**Try it**
Copy all lines holding the word "panel" from the entries.

**Material for this exercise**

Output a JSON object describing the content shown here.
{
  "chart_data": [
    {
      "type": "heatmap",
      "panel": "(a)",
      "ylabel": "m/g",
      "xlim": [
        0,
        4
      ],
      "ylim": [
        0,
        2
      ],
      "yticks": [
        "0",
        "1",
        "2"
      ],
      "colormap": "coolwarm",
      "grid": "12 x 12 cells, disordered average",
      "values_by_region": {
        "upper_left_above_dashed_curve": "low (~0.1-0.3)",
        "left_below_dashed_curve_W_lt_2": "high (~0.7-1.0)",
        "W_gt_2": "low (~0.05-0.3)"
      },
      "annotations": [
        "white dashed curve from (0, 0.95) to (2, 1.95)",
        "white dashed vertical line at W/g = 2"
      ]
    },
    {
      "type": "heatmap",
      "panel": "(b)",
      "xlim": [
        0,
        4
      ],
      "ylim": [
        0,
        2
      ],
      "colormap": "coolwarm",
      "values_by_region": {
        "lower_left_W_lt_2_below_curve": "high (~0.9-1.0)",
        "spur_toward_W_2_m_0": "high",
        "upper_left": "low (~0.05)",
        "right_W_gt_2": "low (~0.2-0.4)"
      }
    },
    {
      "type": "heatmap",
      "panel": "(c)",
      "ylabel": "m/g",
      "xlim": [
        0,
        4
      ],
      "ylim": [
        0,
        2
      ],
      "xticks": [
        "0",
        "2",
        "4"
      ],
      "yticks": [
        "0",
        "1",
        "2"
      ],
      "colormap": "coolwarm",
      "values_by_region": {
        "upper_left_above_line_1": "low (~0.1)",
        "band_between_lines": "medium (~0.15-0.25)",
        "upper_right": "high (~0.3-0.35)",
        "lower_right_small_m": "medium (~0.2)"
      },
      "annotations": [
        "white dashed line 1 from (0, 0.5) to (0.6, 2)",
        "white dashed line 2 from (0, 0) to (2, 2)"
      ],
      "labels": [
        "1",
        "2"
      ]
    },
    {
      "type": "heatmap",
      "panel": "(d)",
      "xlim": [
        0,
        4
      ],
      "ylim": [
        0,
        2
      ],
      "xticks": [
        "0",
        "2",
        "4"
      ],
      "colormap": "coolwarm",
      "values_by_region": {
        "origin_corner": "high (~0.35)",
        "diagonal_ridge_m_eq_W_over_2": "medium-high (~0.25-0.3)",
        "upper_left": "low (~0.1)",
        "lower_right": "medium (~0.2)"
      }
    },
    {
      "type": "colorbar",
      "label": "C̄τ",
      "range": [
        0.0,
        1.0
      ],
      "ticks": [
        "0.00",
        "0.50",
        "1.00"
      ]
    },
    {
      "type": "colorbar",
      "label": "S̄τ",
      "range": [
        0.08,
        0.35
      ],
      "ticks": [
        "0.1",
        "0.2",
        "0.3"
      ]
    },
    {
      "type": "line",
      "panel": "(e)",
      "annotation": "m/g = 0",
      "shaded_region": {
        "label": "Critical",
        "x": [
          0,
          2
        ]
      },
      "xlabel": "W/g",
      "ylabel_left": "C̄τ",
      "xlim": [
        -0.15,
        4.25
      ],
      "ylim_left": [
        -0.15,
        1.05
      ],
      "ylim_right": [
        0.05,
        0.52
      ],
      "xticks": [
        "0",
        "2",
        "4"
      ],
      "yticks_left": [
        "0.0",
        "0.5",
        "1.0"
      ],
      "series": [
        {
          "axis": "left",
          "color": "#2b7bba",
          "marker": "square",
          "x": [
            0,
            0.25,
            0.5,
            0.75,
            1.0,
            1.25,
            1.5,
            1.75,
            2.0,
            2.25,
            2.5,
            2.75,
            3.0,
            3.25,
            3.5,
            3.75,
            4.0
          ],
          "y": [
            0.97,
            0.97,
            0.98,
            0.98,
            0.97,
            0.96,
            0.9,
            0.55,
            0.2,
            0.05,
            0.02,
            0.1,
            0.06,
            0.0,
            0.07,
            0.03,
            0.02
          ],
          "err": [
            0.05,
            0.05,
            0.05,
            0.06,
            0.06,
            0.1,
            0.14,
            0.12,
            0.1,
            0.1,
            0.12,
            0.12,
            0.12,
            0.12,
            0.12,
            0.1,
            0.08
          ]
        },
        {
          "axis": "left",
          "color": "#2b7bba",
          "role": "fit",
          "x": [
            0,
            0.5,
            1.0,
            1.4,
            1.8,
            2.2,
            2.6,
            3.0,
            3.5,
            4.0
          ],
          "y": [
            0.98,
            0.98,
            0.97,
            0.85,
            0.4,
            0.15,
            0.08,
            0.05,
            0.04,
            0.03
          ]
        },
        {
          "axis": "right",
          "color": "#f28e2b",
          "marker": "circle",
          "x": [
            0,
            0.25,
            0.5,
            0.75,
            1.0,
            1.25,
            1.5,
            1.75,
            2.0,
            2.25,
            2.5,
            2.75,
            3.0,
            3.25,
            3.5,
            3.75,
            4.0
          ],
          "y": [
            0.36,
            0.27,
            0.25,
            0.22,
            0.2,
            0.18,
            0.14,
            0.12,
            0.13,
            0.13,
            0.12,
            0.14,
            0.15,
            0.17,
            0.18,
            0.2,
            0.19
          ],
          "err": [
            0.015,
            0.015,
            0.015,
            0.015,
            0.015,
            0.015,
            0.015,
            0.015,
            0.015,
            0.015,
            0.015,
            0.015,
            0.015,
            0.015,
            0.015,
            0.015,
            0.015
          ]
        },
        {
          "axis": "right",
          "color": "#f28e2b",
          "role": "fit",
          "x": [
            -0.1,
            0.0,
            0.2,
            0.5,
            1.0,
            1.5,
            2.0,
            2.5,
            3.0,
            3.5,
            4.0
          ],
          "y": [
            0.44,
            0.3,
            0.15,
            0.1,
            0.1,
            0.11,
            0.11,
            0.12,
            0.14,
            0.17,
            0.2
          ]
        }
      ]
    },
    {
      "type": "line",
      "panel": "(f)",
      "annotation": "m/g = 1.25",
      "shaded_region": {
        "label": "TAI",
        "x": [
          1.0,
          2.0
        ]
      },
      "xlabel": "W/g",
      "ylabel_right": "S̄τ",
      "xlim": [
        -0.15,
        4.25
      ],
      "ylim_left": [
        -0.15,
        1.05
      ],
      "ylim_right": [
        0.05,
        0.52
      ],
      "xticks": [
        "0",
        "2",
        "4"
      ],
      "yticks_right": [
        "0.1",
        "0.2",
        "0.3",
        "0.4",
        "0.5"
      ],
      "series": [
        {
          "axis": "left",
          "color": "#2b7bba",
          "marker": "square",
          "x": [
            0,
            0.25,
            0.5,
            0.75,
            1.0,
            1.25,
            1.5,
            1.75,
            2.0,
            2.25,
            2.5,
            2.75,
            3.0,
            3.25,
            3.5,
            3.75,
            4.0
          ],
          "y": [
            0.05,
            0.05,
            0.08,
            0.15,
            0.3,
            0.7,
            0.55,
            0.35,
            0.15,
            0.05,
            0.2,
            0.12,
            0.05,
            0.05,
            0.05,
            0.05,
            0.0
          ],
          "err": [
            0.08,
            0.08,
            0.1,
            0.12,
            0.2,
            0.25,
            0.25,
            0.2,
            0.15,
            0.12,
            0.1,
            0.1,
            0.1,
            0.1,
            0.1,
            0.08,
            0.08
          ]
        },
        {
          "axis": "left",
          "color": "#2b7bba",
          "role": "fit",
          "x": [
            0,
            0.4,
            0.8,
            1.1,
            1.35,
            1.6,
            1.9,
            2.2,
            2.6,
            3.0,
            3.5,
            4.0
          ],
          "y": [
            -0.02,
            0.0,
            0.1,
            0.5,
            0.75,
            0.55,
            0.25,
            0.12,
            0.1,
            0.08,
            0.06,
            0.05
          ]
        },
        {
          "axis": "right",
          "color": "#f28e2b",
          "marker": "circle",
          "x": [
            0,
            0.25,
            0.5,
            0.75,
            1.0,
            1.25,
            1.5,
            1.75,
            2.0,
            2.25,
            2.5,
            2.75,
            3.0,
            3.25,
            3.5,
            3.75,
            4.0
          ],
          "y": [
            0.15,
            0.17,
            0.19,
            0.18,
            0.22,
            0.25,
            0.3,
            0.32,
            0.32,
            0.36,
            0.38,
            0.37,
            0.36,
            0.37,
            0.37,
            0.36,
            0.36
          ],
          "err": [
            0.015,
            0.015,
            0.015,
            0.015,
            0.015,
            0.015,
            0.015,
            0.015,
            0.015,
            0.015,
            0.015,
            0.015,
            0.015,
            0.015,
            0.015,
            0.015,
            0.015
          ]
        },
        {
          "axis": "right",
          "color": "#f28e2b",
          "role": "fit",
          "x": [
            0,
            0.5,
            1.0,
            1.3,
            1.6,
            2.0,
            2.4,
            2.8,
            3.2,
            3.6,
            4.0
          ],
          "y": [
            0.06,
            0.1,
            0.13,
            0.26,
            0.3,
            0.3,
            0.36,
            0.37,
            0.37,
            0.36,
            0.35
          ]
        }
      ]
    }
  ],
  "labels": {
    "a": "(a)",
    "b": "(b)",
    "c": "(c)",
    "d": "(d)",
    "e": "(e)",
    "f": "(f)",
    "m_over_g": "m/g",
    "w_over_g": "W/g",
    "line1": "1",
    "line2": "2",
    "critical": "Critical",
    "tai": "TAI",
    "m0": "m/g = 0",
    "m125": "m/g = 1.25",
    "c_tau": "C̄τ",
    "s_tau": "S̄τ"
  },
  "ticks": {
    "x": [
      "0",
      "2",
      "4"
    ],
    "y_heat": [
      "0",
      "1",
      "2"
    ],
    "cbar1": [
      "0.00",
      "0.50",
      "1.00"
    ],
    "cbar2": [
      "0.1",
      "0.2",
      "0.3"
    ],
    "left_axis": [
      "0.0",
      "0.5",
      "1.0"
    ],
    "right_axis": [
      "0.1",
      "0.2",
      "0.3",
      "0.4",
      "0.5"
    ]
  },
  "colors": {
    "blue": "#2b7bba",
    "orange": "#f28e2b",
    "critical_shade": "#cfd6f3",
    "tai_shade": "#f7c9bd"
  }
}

**Answer to the problem**
      "panel": "(a)",
      "panel": "(b)",
      "panel": "(c)",
      "panel": "(d)",
      "panel": "(e)",
      "panel": "(f)",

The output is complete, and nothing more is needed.